(Dataset entries)

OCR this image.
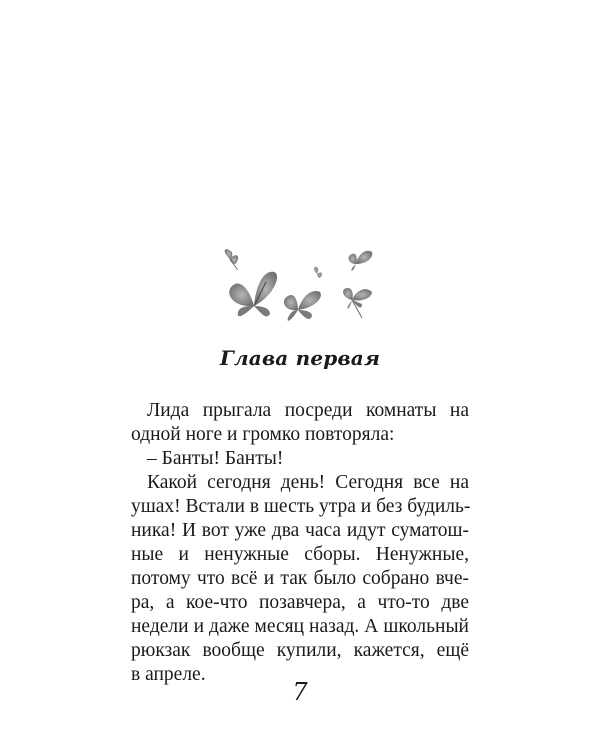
Глава первая
Лида прыгала посреди комнаты на
одной ноге и громко повторяла:
– Банты! Банты!
Какой сегодня день! Сегодня все на
ушах! Встали в шесть утра и без будиль-
ника! И вот уже два часа идут суматош-
ные и ненужные сборы. Ненужные,
потому что всё и так было собрано вче-
ра, а кое-что позавчера, а что-то две
недели и даже месяц назад. А школьный
рюкзак вообще купили, кажется, ещё
в апреле.
7
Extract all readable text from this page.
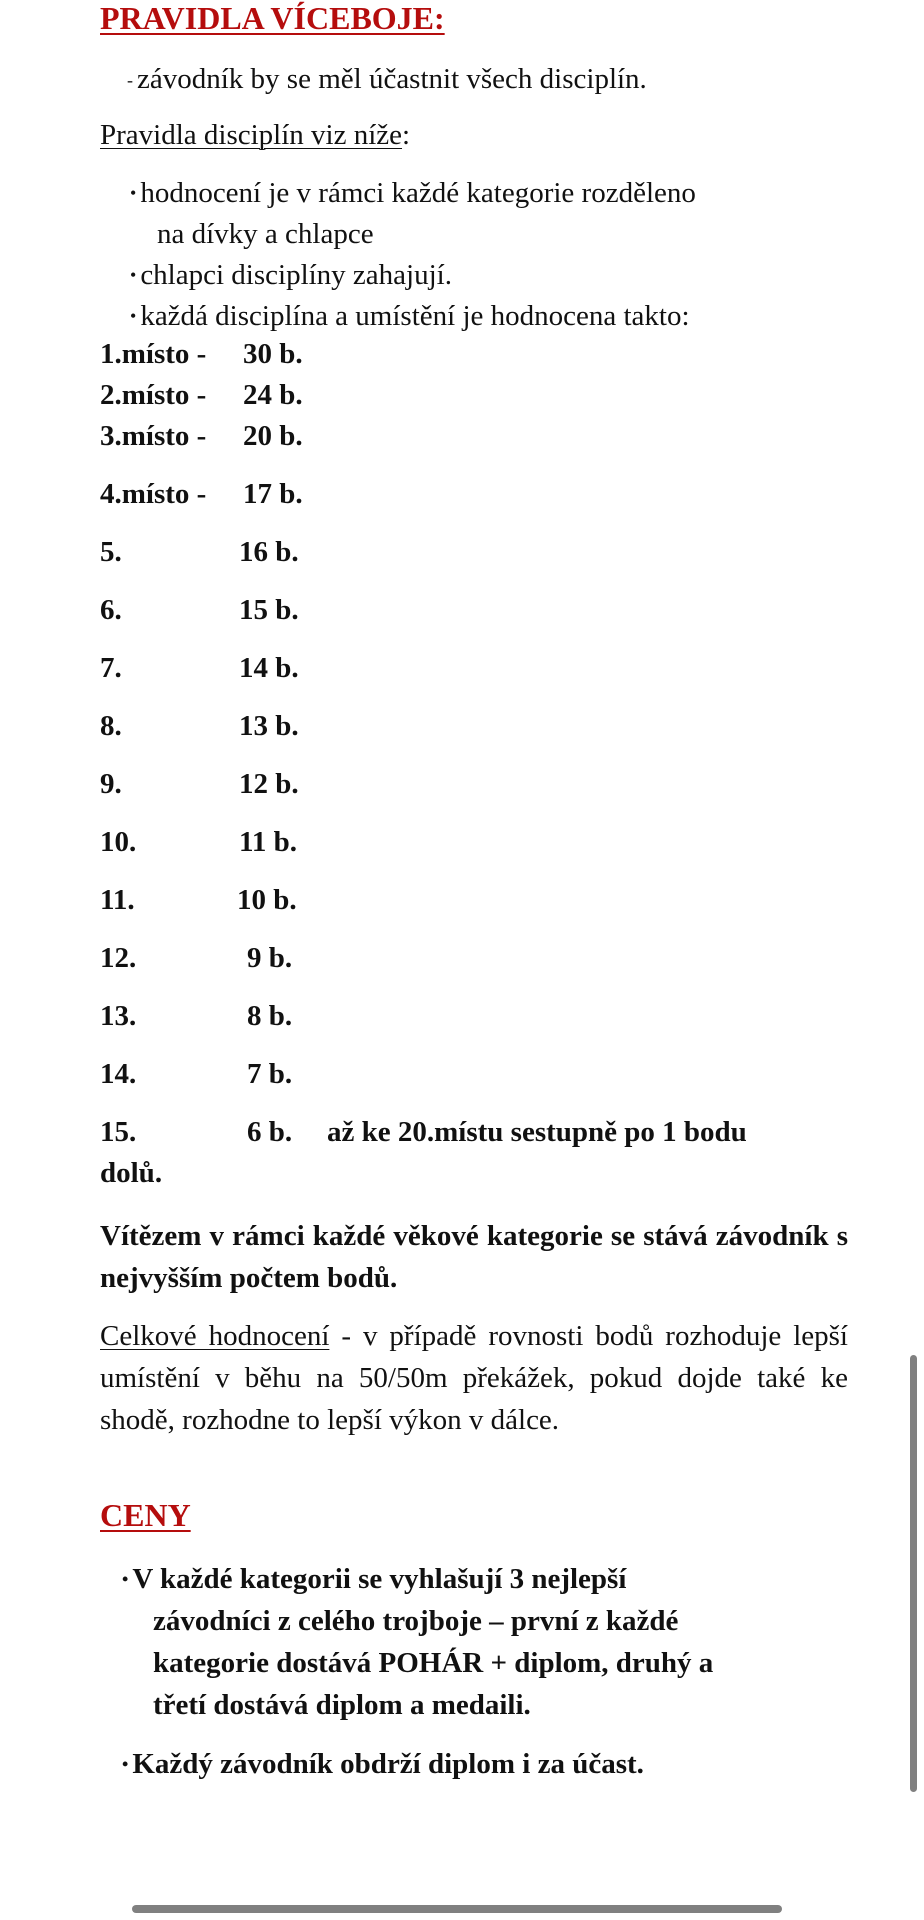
PRAVIDLA VÍCEBOJE:
- závodník by se měl účastnit všech disciplín.
Pravidla disciplín viz níže:
• hodnocení je v rámci každé kategorie rozděleno
na dívky a chlapce
• chlapci disciplíny zahajují.
• každá disciplína a umístění je hodnocena takto:
1.místo - 30 b.
2.místo - 24 b.
3.místo - 20 b.
4.místo - 17 b.
5.	16 b.
6.	15 b.
7.	14 b.
8.	13 b.
9.	12 b.
10.	11 b.
11.	10 b.
12.	9 b.
13.	8 b.
14.	7 b.
15.	6 b. až ke 20.místu sestupně po 1 bodu
dolů.
Vítězem v rámci každé věkové kategorie se stává závodník s nejvyšším počtem bodů.
Celkové hodnocení - v případě rovnosti bodů rozhoduje lepší umístění v běhu na 50/50m překážek, pokud dojde také ke shodě, rozhodne to lepší výkon v dálce.
CENY
• V každé kategorii se vyhlašují 3 nejlepší
závodníci z celého trojboje – první z každé
kategorie dostává POHÁR + diplom, druhý a
třetí dostává diplom a medaili.
• Každý závodník obdrží diplom i za účast.
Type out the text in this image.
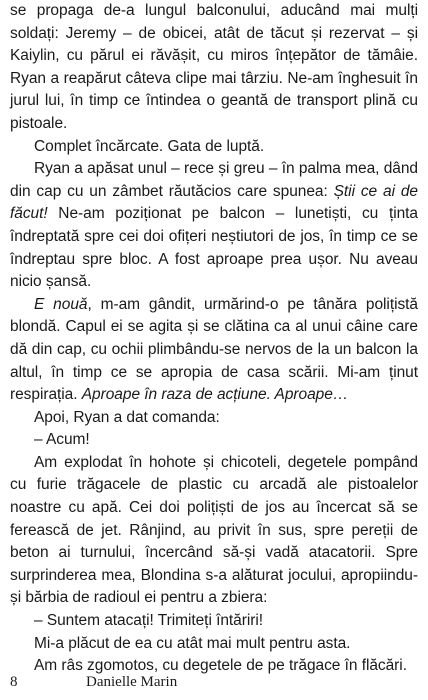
se propaga de-a lungul balconului, aducând mai mulți soldați: Jeremy – de obicei, atât de tăcut și rezervat – și Kaiylin, cu părul ei răvășit, cu miros înțepător de tămâie. Ryan a reapărut câteva clipe mai târziu. Ne-am înghesuit în jurul lui, în timp ce întindea o geantă de transport plină cu pistoale.

Complet încărcate. Gata de luptă.

Ryan a apăsat unul – rece și greu – în palma mea, dând din cap cu un zâmbet răutăcios care spunea: Știi ce ai de făcut! Ne-am poziționat pe balcon – lunetiști, cu ținta îndreptată spre cei doi ofițeri neștiutori de jos, în timp ce se îndreptau spre bloc. A fost aproape prea ușor. Nu aveau nicio șansă.

E nouă, m-am gândit, urmărind-o pe tânăra polițistă blondă. Capul ei se agita și se clătina ca al unui câine care dă din cap, cu ochii plimbându-se nervos de la un balcon la altul, în timp ce se apropia de casa scării. Mi-am ținut respirația. Aproape în raza de acțiune. Aproape…

Apoi, Ryan a dat comanda:

– Acum!

Am explodat în hohote și chicoteli, degetele pompând cu furie trăgacele de plastic cu arcadă ale pistoalelor noastre cu apă. Cei doi polițiști de jos au încercat să se ferească de jet. Rânjind, au privit în sus, spre pereții de beton ai turnului, încercând să-și vadă atacatorii. Spre surprinderea mea, Blondina s-a alăturat jocului, apropiindu-și bărbia de radioul ei pentru a zbiera:

– Suntem atacați! Trimiteți întăriri!

Mi-a plăcut de ea cu atât mai mult pentru asta.

Am râs zgomotos, cu degetele de pe trăgace în flăcări.

8	Danielle Marin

* Written instruction *
Without including any picture, retype the entries exactly.

* Reply to the task *
OCR this image.
Глава первая
Лида прыгала посреди комнаты на
одной ноге и громко повторяла:
– Банты! Банты!
Какой сегодня день! Сегодня все на
ушах! Встали в шесть утра и без будиль-
ника! И вот уже два часа идут суматош-
ные и ненужные сборы. Ненужные,
потому что всё и так было собрано вче-
ра, а кое-что позавчера, а что-то две
недели и даже месяц назад. А школьный
рюкзак вообще купили, кажется, ещё
в апреле.
7
Extract all readable text from this page.
PRAVIDLA VÍCEBOJE:
- závodník by se měl účastnit všech disciplín.
Pravidla disciplín viz níže:
• hodnocení je v rámci každé kategorie rozděleno
na dívky a chlapce
• chlapci disciplíny zahajují.
• každá disciplína a umístění je hodnocena takto:
1.místo - 30 b.
2.místo - 24 b.
3.místo - 20 b.
4.místo - 17 b.
5.	16 b.
6.	15 b.
7.	14 b.
8.	13 b.
9.	12 b.
10.	11 b.
11.	10 b.
12.	9 b.
13.	8 b.
14.	7 b.
15.	6 b. až ke 20.místu sestupně po 1 bodu
dolů.
Vítězem v rámci každé věkové kategorie se stává závodník s nejvyšším počtem bodů.
Celkové hodnocení - v případě rovnosti bodů rozhoduje lepší umístění v běhu na 50/50m překážek, pokud dojde také ke shodě, rozhodne to lepší výkon v dálce.
CENY
• V každé kategorii se vyhlašují 3 nejlepší
závodníci z celého trojboje – první z každé
kategorie dostává POHÁR + diplom, druhý a
třetí dostává diplom a medaili.
• Každý závodník obdrží diplom i za účast.
Type out the text in this image.
se propaga de-a lungul balconului, aducând mai mulți soldați: Jeremy – de obicei, atât de tăcut și rezervat – și Kaiylin, cu părul ei răvășit, cu miros înțepător de tămâie. Ryan a reapărut câteva clipe mai târziu. Ne-am înghesuit în jurul lui, în timp ce întindea o geantă de transport plină cu pistoale.

Complet încărcate. Gata de luptă.

Ryan a apăsat unul – rece și greu – în palma mea, dând din cap cu un zâmbet răutăcios care spunea: Știi ce ai de făcut! Ne-am poziționat pe balcon – lunetiști, cu ținta îndreptată spre cei doi ofițeri neștiutori de jos, în timp ce se îndreptau spre bloc. A fost aproape prea ușor. Nu aveau nicio șansă.

E nouă, m-am gândit, urmărind-o pe tânăra polițistă blondă. Capul ei se agita și se clătina ca al unui câine care dă din cap, cu ochii plimbându-se nervos de la un balcon la altul, în timp ce se apropia de casa scării. Mi-am ținut respirația. Aproape în raza de acțiune. Aproape…

Apoi, Ryan a dat comanda:

– Acum!

Am explodat în hohote și chicoteli, degetele pompând cu furie trăgacele de plastic cu arcadă ale pistoalelor noastre cu apă. Cei doi polițiști de jos au încercat să se ferească de jet. Rânjind, au privit în sus, spre pereții de beton ai turnului, încercând să-și vadă atacatorii. Spre surprinderea mea, Blondina s-a alăturat jocului, apropiindu-și bărbia de radioul ei pentru a zbiera:

– Suntem atacați! Trimiteți întăriri!

Mi-a plăcut de ea cu atât mai mult pentru asta.

Am râs zgomotos, cu degetele de pe trăgace în flăcări.

8	Danielle Marin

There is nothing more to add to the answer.